**EXERCISE DESCRIPTION:**
Substitute "leader-line" for "dot-leader" in the lines from the one containing "toc-entry[interactable] xyxy=(10,210,771,233)" through the one containing "entry-title: Ведическая теория", and write out only those lines with nothing else altered.

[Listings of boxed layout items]
⟨
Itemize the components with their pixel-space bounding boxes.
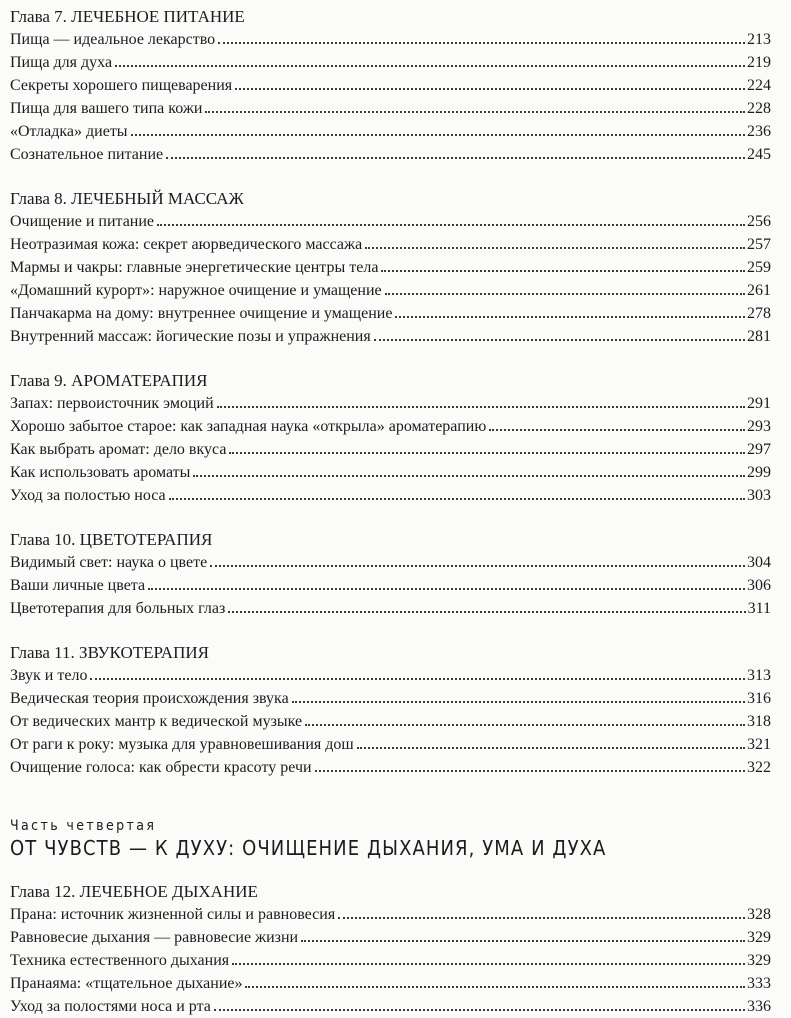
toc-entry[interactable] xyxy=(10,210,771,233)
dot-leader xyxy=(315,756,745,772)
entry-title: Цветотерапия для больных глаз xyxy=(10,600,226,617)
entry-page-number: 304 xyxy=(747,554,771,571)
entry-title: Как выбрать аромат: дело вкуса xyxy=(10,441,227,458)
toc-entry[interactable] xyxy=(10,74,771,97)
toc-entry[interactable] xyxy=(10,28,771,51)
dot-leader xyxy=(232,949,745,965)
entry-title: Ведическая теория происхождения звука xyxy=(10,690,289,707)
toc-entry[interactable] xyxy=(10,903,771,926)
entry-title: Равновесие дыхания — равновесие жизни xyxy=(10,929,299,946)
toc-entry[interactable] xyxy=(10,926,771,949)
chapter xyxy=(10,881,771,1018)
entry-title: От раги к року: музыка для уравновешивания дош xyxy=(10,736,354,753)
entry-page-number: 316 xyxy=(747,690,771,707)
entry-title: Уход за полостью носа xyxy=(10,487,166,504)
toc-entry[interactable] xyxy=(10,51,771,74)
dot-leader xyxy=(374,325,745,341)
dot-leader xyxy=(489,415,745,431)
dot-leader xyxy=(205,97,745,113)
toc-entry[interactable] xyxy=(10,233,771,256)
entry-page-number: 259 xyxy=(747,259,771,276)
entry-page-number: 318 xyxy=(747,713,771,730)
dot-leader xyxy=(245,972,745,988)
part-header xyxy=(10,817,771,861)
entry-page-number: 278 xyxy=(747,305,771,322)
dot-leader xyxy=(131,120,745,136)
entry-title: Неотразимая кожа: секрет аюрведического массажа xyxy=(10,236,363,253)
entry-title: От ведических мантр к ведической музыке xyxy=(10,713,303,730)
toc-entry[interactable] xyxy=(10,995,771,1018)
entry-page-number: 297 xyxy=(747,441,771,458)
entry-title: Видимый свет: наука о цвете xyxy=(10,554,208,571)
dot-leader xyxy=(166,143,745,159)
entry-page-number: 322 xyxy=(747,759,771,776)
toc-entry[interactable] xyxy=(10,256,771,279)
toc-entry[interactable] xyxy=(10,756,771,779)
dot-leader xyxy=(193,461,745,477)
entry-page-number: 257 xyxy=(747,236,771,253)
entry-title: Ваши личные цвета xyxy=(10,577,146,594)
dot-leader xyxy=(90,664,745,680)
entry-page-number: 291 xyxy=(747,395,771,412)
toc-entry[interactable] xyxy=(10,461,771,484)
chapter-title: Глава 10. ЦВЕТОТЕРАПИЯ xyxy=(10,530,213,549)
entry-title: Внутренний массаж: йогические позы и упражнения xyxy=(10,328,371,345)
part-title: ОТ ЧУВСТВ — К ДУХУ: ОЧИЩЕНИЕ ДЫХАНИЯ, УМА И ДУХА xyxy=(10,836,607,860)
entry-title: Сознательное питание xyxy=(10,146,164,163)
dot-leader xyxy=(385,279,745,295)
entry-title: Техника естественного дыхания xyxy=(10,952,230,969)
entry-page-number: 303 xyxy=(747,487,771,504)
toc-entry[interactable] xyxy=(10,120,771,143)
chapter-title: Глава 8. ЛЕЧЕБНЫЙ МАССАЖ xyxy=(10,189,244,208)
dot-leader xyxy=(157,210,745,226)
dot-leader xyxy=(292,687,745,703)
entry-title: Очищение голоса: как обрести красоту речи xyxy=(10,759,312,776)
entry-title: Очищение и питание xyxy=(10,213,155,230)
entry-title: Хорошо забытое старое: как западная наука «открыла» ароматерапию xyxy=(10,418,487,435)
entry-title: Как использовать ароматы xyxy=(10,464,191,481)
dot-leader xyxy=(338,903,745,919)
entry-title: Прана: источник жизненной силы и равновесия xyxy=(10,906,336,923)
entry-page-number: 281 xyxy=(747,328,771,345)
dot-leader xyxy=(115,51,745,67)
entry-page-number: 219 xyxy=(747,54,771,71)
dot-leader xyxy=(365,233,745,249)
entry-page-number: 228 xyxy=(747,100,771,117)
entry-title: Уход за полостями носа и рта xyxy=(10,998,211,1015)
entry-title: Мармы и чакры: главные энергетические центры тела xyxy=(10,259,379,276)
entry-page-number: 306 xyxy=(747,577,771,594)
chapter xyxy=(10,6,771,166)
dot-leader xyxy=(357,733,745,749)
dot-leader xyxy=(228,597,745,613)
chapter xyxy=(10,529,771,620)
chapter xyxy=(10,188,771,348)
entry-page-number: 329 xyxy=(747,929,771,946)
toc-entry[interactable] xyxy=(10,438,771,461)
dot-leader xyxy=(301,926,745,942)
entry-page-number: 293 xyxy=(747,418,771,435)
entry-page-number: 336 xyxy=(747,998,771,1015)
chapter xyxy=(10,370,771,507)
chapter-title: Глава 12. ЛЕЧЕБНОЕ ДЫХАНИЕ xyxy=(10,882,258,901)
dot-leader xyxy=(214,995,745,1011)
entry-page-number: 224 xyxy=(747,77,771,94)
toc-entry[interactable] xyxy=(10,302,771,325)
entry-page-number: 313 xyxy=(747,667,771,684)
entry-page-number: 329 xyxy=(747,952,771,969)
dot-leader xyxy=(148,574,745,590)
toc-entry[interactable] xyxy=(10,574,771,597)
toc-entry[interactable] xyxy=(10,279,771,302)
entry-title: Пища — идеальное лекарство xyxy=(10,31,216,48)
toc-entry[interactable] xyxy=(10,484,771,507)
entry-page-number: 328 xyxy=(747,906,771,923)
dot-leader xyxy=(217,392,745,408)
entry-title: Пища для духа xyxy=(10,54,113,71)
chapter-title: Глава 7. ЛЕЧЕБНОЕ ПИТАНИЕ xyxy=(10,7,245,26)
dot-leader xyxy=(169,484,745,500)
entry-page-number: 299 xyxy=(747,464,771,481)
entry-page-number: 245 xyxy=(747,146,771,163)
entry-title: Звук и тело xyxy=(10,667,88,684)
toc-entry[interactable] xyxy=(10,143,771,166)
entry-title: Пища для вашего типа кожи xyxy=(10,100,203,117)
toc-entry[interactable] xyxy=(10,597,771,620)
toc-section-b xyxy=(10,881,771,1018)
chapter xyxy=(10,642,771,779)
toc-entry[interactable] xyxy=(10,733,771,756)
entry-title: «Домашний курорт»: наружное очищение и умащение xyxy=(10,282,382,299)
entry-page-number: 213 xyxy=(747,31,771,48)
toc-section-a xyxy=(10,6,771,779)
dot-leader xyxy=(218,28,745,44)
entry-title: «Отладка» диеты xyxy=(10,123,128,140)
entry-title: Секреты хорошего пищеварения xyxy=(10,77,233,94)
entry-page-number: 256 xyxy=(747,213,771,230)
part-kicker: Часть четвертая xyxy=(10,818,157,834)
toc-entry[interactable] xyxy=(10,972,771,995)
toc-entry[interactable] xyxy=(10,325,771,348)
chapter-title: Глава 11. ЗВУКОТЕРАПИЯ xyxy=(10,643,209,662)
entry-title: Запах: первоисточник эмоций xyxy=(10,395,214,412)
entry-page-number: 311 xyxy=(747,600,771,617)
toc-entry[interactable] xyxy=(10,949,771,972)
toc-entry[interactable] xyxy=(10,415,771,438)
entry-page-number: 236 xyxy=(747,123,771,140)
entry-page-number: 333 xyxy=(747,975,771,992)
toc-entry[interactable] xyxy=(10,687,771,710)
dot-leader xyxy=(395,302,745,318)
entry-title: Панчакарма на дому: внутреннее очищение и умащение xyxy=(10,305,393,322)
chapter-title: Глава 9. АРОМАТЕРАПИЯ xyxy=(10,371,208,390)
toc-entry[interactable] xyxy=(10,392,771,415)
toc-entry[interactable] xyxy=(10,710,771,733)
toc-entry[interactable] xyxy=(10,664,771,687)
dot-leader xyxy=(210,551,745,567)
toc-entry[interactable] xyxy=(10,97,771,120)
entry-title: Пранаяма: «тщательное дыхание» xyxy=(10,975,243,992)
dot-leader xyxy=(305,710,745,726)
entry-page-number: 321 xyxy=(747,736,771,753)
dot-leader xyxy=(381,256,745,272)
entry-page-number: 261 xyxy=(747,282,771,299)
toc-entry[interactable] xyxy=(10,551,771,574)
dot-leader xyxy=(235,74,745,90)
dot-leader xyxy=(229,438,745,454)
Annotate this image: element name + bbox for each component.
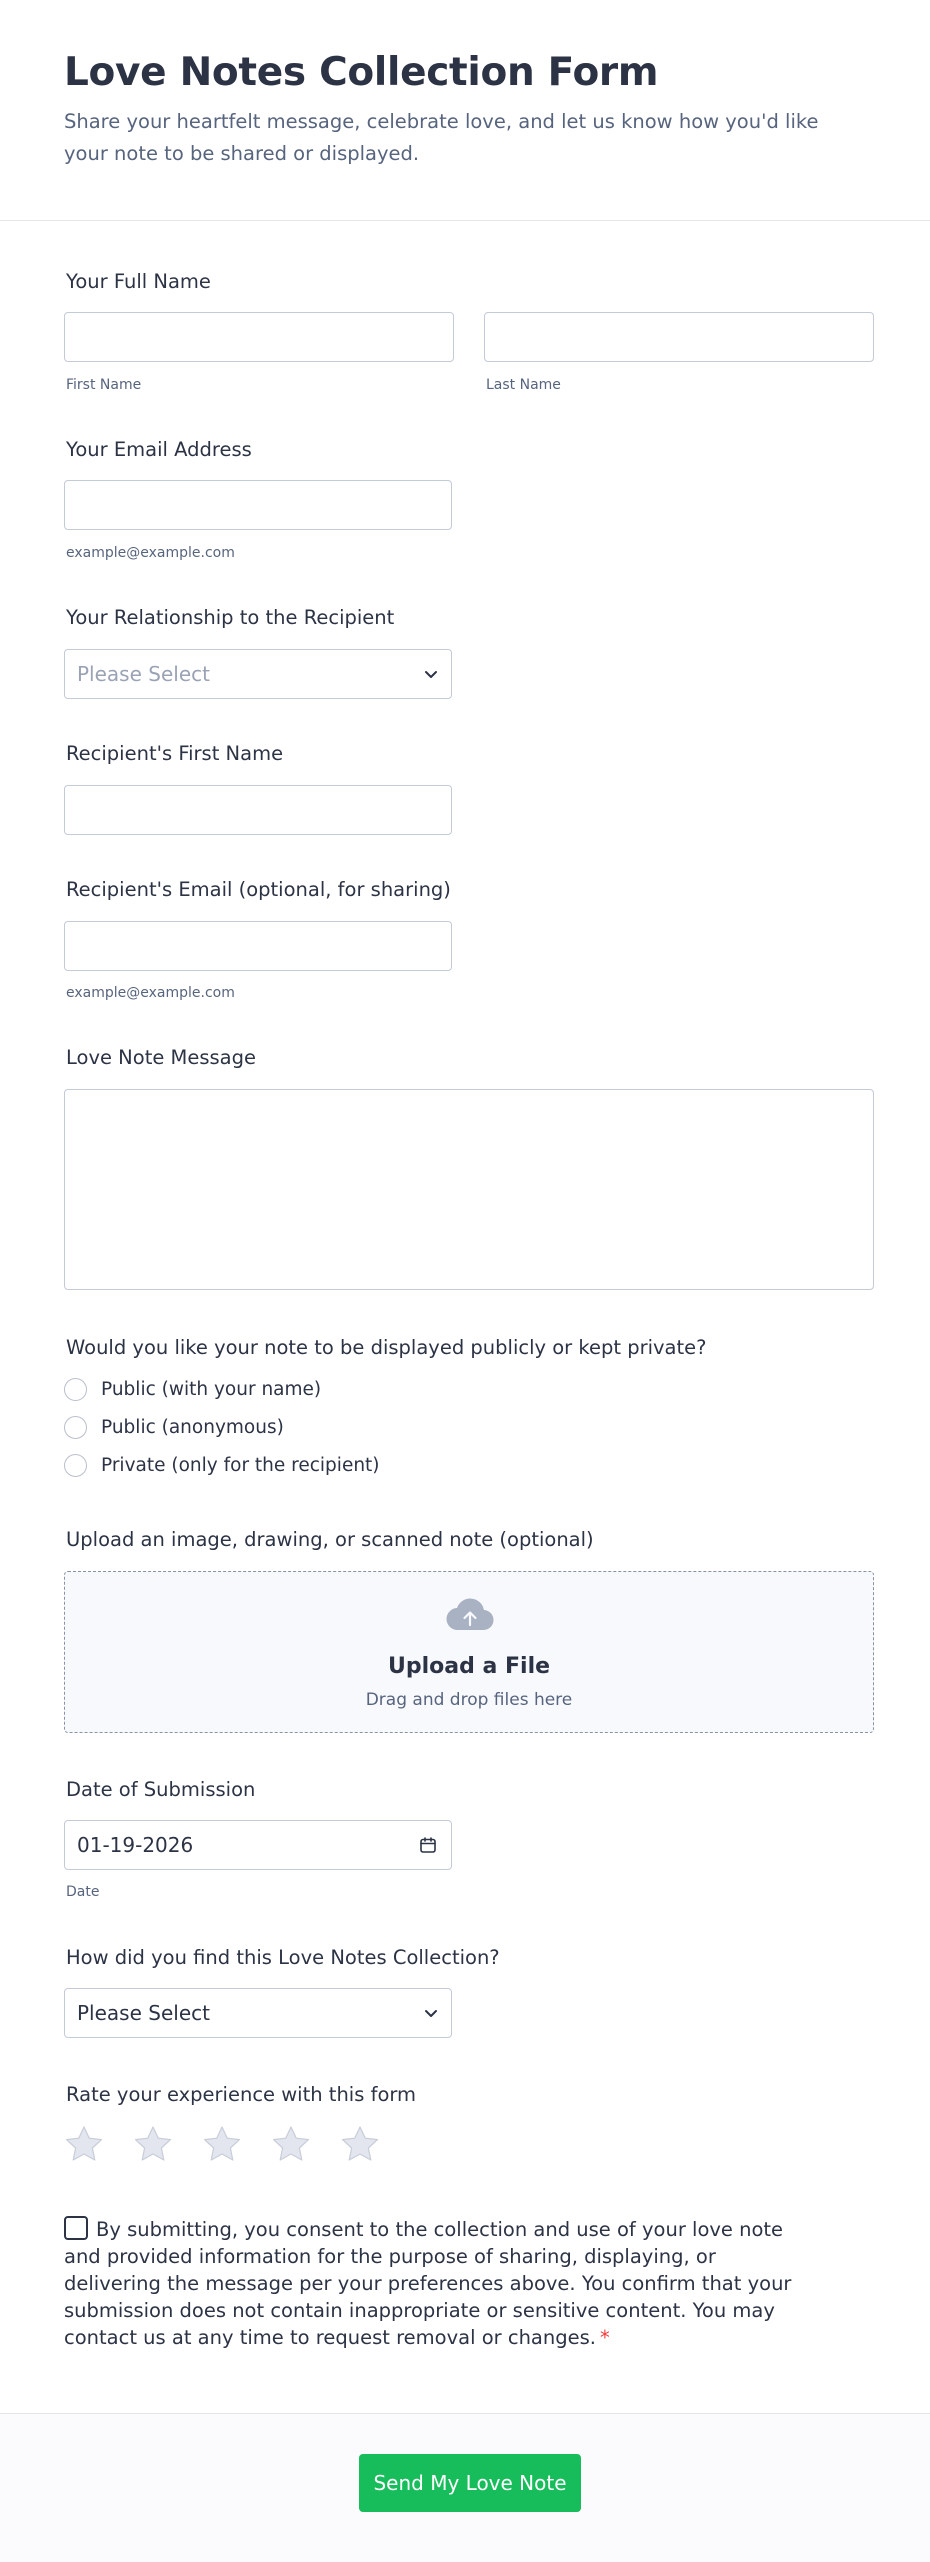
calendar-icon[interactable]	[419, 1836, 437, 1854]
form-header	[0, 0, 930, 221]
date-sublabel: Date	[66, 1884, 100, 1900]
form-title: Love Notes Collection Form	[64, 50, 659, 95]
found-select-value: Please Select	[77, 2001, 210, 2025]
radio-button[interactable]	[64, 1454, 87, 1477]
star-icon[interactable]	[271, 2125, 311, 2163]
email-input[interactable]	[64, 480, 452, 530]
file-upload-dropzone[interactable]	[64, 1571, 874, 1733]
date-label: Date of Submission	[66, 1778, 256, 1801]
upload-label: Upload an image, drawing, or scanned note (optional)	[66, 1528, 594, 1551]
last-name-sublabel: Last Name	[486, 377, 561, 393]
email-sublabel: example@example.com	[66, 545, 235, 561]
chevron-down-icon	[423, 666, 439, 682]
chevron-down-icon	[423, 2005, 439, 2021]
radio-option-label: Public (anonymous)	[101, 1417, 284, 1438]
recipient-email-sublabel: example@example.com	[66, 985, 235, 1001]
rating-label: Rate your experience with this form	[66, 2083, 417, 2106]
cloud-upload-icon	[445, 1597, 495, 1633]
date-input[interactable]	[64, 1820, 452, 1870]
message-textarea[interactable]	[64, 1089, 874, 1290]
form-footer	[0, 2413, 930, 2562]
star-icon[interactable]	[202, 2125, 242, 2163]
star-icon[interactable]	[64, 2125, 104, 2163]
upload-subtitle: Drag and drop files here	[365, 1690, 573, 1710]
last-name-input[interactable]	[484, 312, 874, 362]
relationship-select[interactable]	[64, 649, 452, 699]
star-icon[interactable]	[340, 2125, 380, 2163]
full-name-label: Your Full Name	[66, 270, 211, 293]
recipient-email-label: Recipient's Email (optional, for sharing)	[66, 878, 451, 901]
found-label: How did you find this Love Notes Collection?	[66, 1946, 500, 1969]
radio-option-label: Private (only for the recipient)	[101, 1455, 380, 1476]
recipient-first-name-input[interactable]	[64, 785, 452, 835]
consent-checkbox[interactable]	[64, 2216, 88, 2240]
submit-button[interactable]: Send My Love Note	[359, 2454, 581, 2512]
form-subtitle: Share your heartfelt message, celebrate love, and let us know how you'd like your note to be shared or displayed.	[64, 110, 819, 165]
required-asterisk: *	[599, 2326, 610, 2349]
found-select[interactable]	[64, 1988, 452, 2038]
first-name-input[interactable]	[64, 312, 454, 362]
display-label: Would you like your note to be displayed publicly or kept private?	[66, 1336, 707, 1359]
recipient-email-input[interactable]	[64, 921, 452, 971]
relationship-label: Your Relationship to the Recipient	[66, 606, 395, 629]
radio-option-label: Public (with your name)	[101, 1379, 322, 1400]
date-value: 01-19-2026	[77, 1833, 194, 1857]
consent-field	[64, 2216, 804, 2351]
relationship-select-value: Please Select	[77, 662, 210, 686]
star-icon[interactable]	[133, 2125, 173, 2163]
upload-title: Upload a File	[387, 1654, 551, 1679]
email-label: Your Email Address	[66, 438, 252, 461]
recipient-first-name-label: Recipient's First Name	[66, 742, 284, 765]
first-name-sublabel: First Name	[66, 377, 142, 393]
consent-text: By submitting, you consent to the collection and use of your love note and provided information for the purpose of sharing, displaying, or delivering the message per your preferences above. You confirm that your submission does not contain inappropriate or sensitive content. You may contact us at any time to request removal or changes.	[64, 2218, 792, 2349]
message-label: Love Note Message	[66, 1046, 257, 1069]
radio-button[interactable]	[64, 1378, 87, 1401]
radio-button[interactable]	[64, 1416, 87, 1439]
⟩
**RESPONSE:**
toc-entry[interactable] xyxy=(10,210,771,233)
leader-line xyxy=(315,756,745,772)
entry-title: Цветотерапия для больных глаз xyxy=(10,600,226,617)
entry-page-number: 304 xyxy=(747,554,771,571)
entry-title: Как выбрать аромат: дело вкуса xyxy=(10,441,227,458)
toc-entry[interactable] xyxy=(10,74,771,97)
toc-entry[interactable] xyxy=(10,28,771,51)
leader-line xyxy=(232,949,745,965)
entry-title: Ведическая теория происхождения звука xyxy=(10,690,289,707)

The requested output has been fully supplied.